• [TASK DIRECTIONS] Reproduce every entry exactly and leave its pictures out.
-- start DATASET EXTRACT --
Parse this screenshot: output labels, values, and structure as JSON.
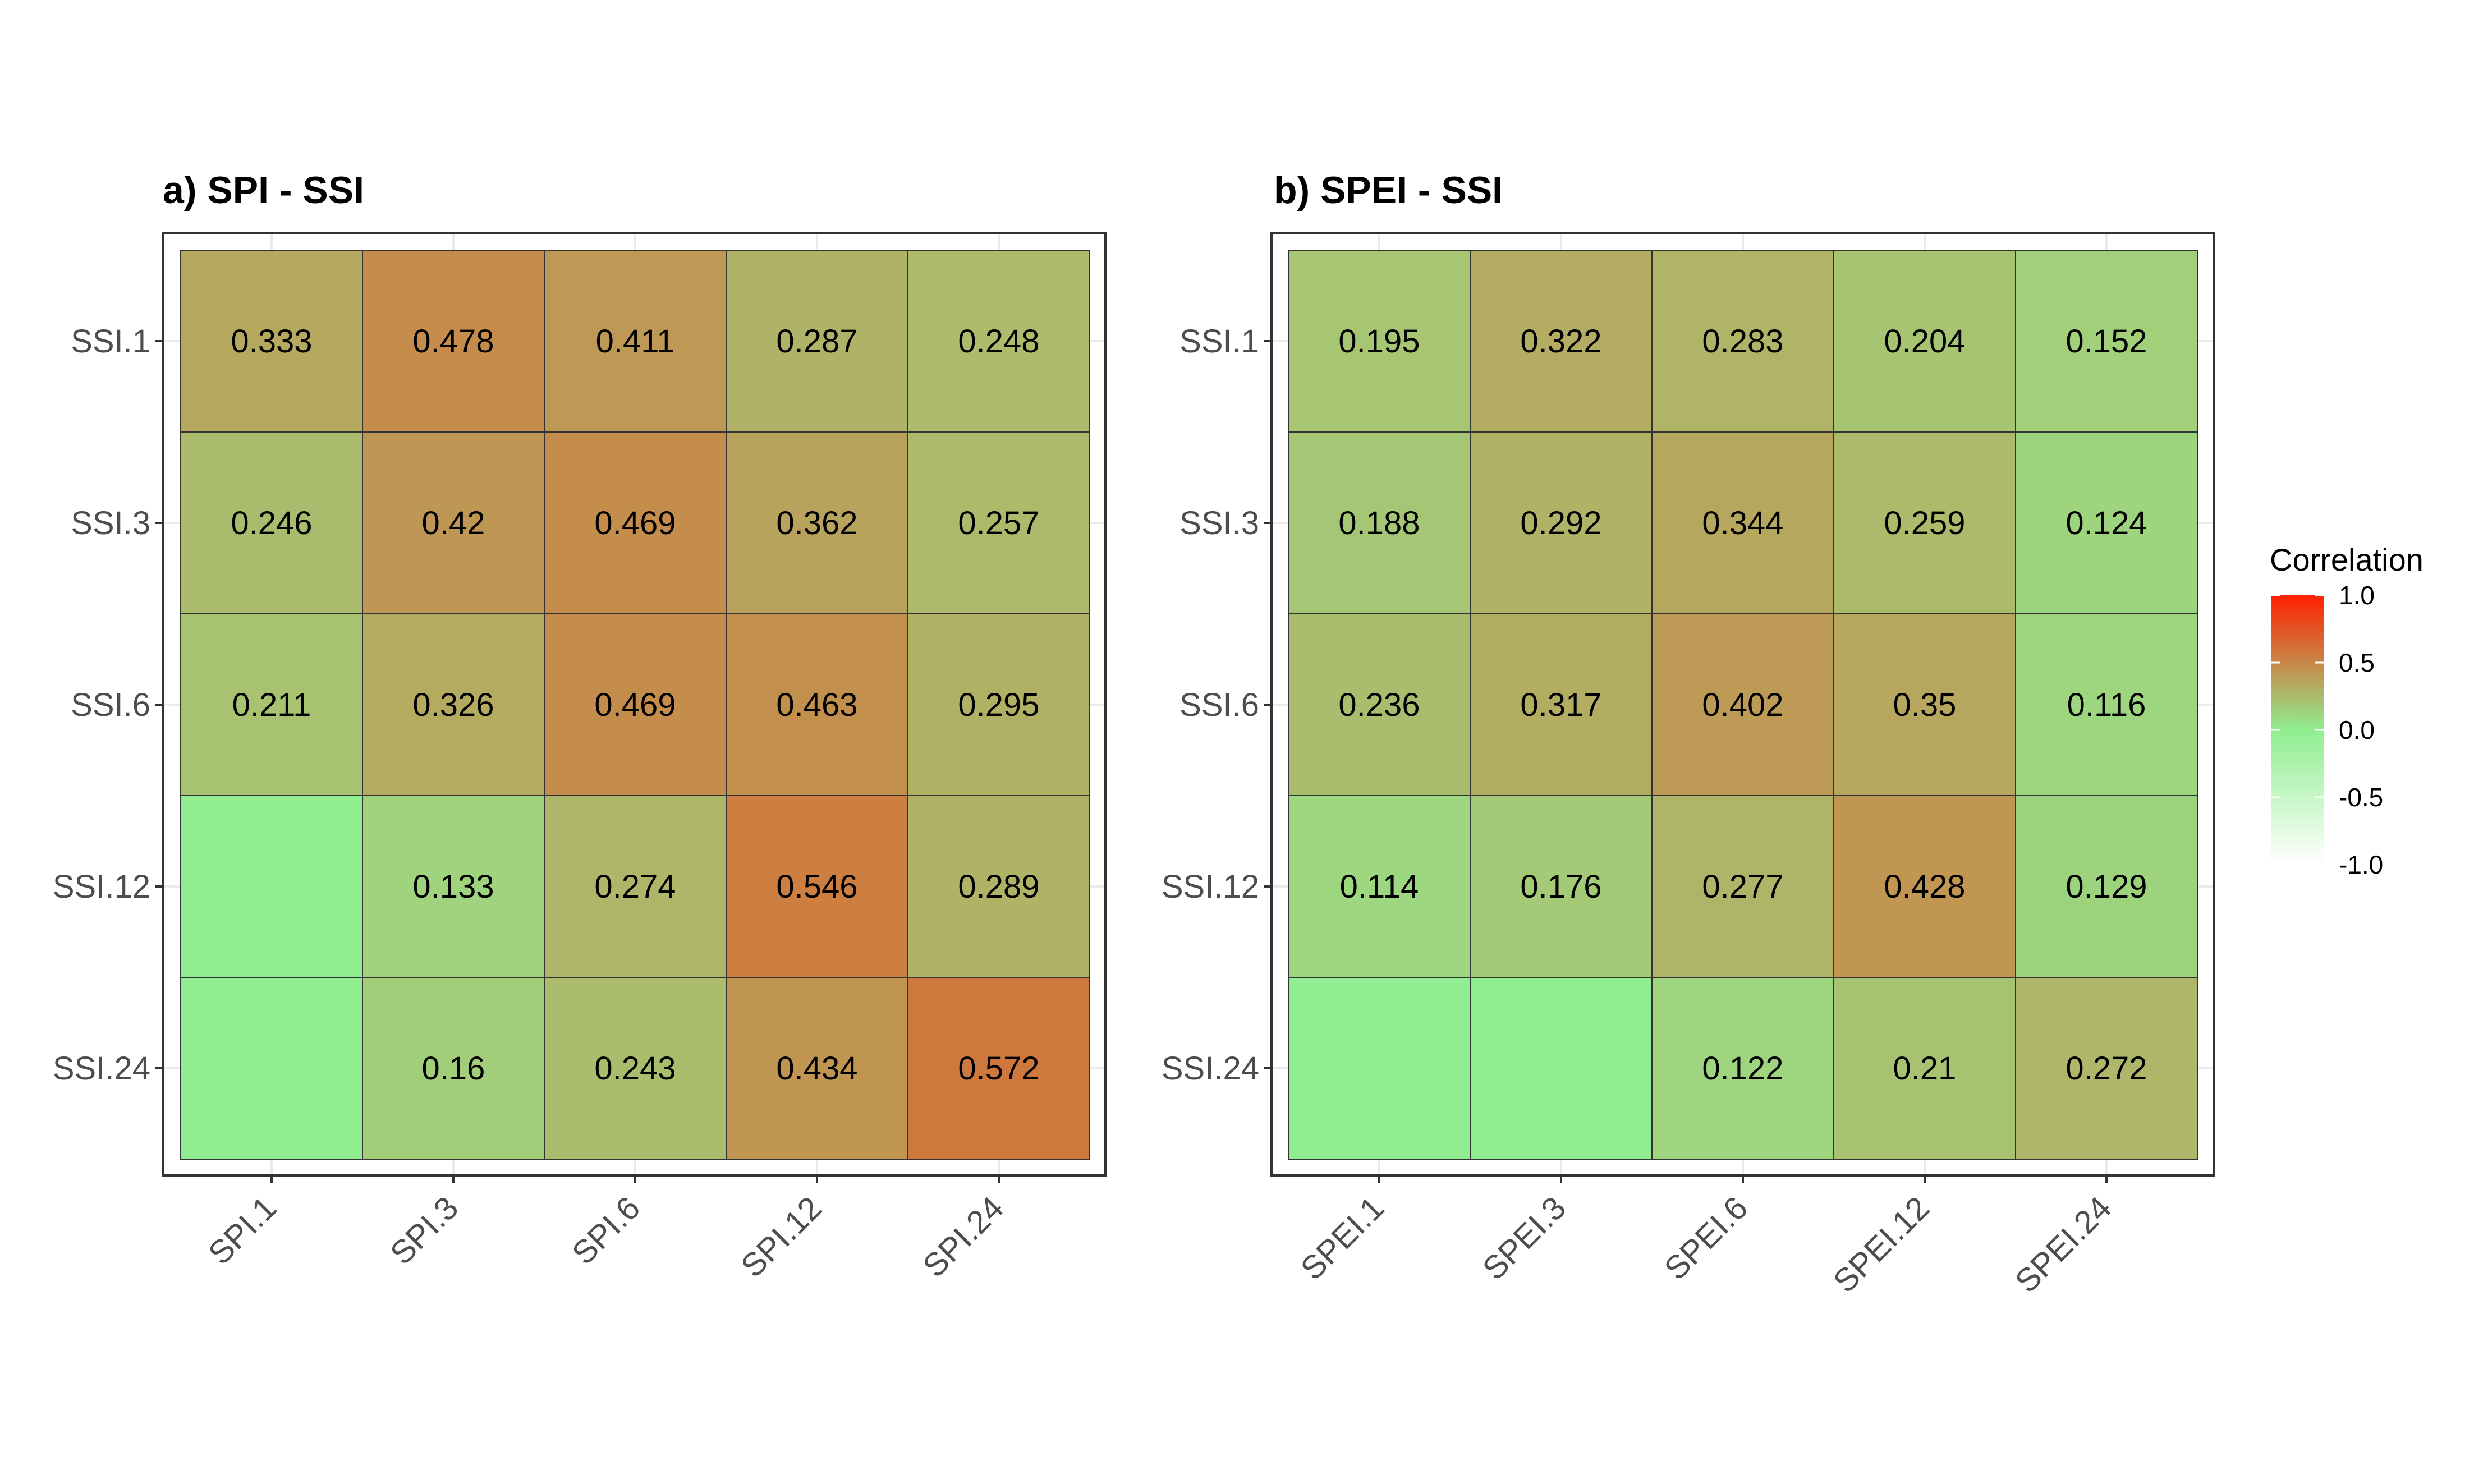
{
  "chart_data": [
    {
      "type": "heatmap",
      "title": "a) SPI - SSI",
      "xlabel": "",
      "ylabel": "",
      "x": [
        "SPI.1",
        "SPI.3",
        "SPI.6",
        "SPI.12",
        "SPI.24"
      ],
      "y": [
        "SSI.1",
        "SSI.3",
        "SSI.6",
        "SSI.12",
        "SSI.24"
      ],
      "values": [
        [
          0.333,
          0.478,
          0.411,
          0.287,
          0.248
        ],
        [
          0.246,
          0.42,
          0.469,
          0.362,
          0.257
        ],
        [
          0.211,
          0.326,
          0.469,
          0.463,
          0.295
        ],
        [
          null,
          0.133,
          0.274,
          0.546,
          0.289
        ],
        [
          null,
          0.16,
          0.243,
          0.434,
          0.572
        ]
      ],
      "grid": true
    },
    {
      "type": "heatmap",
      "title": "b) SPEI - SSI",
      "xlabel": "",
      "ylabel": "",
      "x": [
        "SPEI.1",
        "SPEI.3",
        "SPEI.6",
        "SPEI.12",
        "SPEI.24"
      ],
      "y": [
        "SSI.1",
        "SSI.3",
        "SSI.6",
        "SSI.12",
        "SSI.24"
      ],
      "values": [
        [
          0.195,
          0.322,
          0.283,
          0.204,
          0.152
        ],
        [
          0.188,
          0.292,
          0.344,
          0.259,
          0.124
        ],
        [
          0.236,
          0.317,
          0.402,
          0.35,
          0.116
        ],
        [
          0.114,
          0.176,
          0.277,
          0.428,
          0.129
        ],
        [
          null,
          null,
          0.122,
          0.21,
          0.272
        ]
      ],
      "grid": true
    }
  ],
  "legend": {
    "title": "Correlation",
    "placement": "right",
    "range": [
      -1,
      1
    ],
    "ticks": [
      1.0,
      0.5,
      0.0,
      -0.5,
      -1.0
    ],
    "tick_labels": [
      "1.0",
      "0.5",
      "0.0",
      "-0.5",
      "-1.0"
    ],
    "colors": {
      "low": "#ffffff",
      "mid": "#90ee90",
      "high": "#ff2000"
    }
  },
  "colors": {
    "tile_border": "#333333",
    "panel_border": "#333333",
    "gridline": "#ebebeb"
  }
}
-- end DATASET EXTRACT --
• [OUTPUT BELOW]
Parse this screenshot: output labels, values, and structure as JSON.
{
  "chart_data": [
    {
      "type": "heatmap",
      "title": "a) SPI - SSI",
      "xlabel": "",
      "ylabel": "",
      "x": [
        "SPI.1",
        "SPI.3",
        "SPI.6",
        "SPI.12",
        "SPI.24"
      ],
      "y": [
        "SSI.1",
        "SSI.3",
        "SSI.6",
        "SSI.12",
        "SSI.24"
      ],
      "values": [
        [
          0.333,
          0.478,
          0.411,
          0.287,
          0.248
        ],
        [
          0.246,
          0.42,
          0.469,
          0.362,
          0.257
        ],
        [
          0.211,
          0.326,
          0.469,
          0.463,
          0.295
        ],
        [
          null,
          0.133,
          0.274,
          0.546,
          0.289
        ],
        [
          null,
          0.16,
          0.243,
          0.434,
          0.572
        ]
      ],
      "grid": true
    },
    {
      "type": "heatmap",
      "title": "b) SPEI - SSI",
      "xlabel": "",
      "ylabel": "",
      "x": [
        "SPEI.1",
        "SPEI.3",
        "SPEI.6",
        "SPEI.12",
        "SPEI.24"
      ],
      "y": [
        "SSI.1",
        "SSI.3",
        "SSI.6",
        "SSI.12",
        "SSI.24"
      ],
      "values": [
        [
          0.195,
          0.322,
          0.283,
          0.204,
          0.152
        ],
        [
          0.188,
          0.292,
          0.344,
          0.259,
          0.124
        ],
        [
          0.236,
          0.317,
          0.402,
          0.35,
          0.116
        ],
        [
          0.114,
          0.176,
          0.277,
          0.428,
          0.129
        ],
        [
          null,
          null,
          0.122,
          0.21,
          0.272
        ]
      ],
      "grid": true
    }
  ],
  "legend": {
    "title": "Correlation",
    "placement": "right",
    "range": [
      -1,
      1
    ],
    "ticks": [
      1.0,
      0.5,
      0.0,
      -0.5,
      -1.0
    ],
    "tick_labels": [
      "1.0",
      "0.5",
      "0.0",
      "-0.5",
      "-1.0"
    ],
    "colors": {
      "low": "#ffffff",
      "mid": "#90ee90",
      "high": "#ff2000"
    }
  },
  "colors": {
    "tile_border": "#333333",
    "panel_border": "#333333",
    "gridline": "#ebebeb"
  }
}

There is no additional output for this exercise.